[Stored items from a collection]
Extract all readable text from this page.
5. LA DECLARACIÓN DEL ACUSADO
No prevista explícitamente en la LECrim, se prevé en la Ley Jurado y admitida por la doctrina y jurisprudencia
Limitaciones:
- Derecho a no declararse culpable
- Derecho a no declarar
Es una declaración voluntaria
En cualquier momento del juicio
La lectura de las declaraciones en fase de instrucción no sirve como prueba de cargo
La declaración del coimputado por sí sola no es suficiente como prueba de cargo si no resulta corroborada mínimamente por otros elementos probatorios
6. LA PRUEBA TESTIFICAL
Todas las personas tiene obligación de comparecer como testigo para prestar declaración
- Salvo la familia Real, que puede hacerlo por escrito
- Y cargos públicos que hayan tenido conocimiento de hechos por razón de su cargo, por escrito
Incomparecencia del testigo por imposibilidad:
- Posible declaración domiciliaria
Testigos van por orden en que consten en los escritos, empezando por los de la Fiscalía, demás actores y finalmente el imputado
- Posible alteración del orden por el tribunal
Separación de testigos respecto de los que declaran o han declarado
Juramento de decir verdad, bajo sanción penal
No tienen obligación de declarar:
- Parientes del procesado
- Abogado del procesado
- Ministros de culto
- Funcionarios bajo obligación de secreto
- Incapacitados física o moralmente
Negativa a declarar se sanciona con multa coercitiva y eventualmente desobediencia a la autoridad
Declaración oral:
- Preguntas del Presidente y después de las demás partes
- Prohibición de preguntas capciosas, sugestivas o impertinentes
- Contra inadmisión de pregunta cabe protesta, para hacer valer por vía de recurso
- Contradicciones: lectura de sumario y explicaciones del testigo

§ Goal of the exercise
Print the listing above in full, exactly as it is.

§ The response
Extract all readable text from this page.
5. LA DECLARACIÓN DEL ACUSADO
No prevista explícitamente en la LECrim, se prevé en la Ley Jurado y admitida por la doctrina y jurisprudencia
Limitaciones:
- Derecho a no declararse culpable
- Derecho a no declarar
Es una declaración voluntaria
En cualquier momento del juicio
La lectura de las declaraciones en fase de instrucción no sirve como prueba de cargo
La declaración del coimputado por sí sola no es suficiente como prueba de cargo si no resulta corroborada mínimamente por otros elementos probatorios
6. LA PRUEBA TESTIFICAL
Todas las personas tiene obligación de comparecer como testigo para prestar declaración
- Salvo la familia Real, que puede hacerlo por escrito
- Y cargos públicos que hayan tenido conocimiento de hechos por razón de su cargo, por escrito
Incomparecencia del testigo por imposibilidad:
- Posible declaración domiciliaria
Testigos van por orden en que consten en los escritos, empezando por los de la Fiscalía, demás actores y finalmente el imputado
- Posible alteración del orden por el tribunal
Separación de testigos respecto de los que declaran o han declarado
Juramento de decir verdad, bajo sanción penal
No tienen obligación de declarar:
- Parientes del procesado
- Abogado del procesado
- Ministros de culto
- Funcionarios bajo obligación de secreto
- Incapacitados física o moralmente
Negativa a declarar se sanciona con multa coercitiva y eventualmente desobediencia a la autoridad
Declaración oral:
- Preguntas del Presidente y después de las demás partes
- Prohibición de preguntas capciosas, sugestivas o impertinentes
- Contra inadmisión de pregunta cabe protesta, para hacer valer por vía de recurso
- Contradicciones: lectura de sumario y explicaciones del testigo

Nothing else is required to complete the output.